### Task description
Quote the records in full and leave their pictures out.

— begin Supplied data —

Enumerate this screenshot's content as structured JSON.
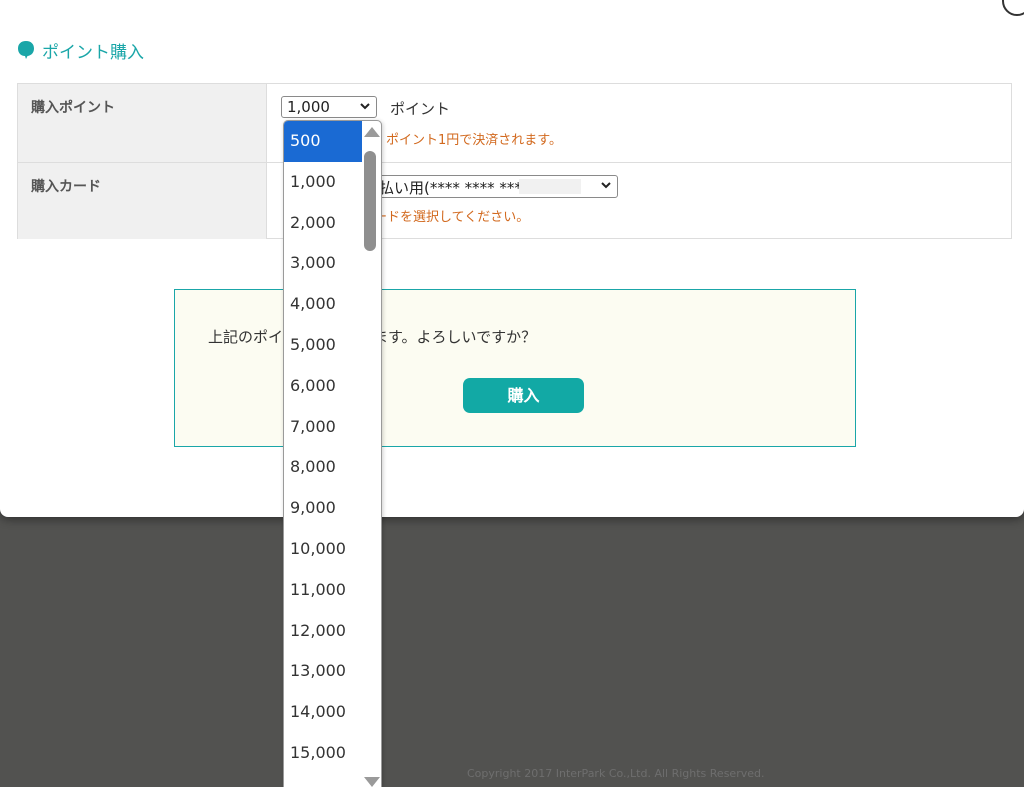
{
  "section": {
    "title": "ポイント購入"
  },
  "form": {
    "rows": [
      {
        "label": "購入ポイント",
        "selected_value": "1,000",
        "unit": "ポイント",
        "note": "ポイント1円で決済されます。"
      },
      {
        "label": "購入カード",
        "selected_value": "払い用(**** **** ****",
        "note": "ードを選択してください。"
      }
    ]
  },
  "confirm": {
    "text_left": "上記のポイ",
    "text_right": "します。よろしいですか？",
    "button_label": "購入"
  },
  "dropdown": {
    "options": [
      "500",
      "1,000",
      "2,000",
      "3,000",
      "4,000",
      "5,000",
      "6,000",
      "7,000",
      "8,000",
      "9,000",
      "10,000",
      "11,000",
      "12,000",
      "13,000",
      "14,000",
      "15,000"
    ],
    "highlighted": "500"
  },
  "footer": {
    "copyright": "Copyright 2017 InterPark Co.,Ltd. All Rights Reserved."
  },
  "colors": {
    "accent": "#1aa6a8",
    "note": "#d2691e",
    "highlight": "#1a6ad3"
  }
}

— end Supplied data —

### Answer
Enumerate this screenshot's content as structured JSON.
{
  "section": {
    "title": "ポイント購入"
  },
  "form": {
    "rows": [
      {
        "label": "購入ポイント",
        "selected_value": "1,000",
        "unit": "ポイント",
        "note": "ポイント1円で決済されます。"
      },
      {
        "label": "購入カード",
        "selected_value": "払い用(**** **** ****",
        "note": "ードを選択してください。"
      }
    ]
  },
  "confirm": {
    "text_left": "上記のポイ",
    "text_right": "します。よろしいですか？",
    "button_label": "購入"
  },
  "dropdown": {
    "options": [
      "500",
      "1,000",
      "2,000",
      "3,000",
      "4,000",
      "5,000",
      "6,000",
      "7,000",
      "8,000",
      "9,000",
      "10,000",
      "11,000",
      "12,000",
      "13,000",
      "14,000",
      "15,000"
    ],
    "highlighted": "500"
  },
  "footer": {
    "copyright": "Copyright 2017 InterPark Co.,Ltd. All Rights Reserved."
  },
  "colors": {
    "accent": "#1aa6a8",
    "note": "#d2691e",
    "highlight": "#1a6ad3"
  }
}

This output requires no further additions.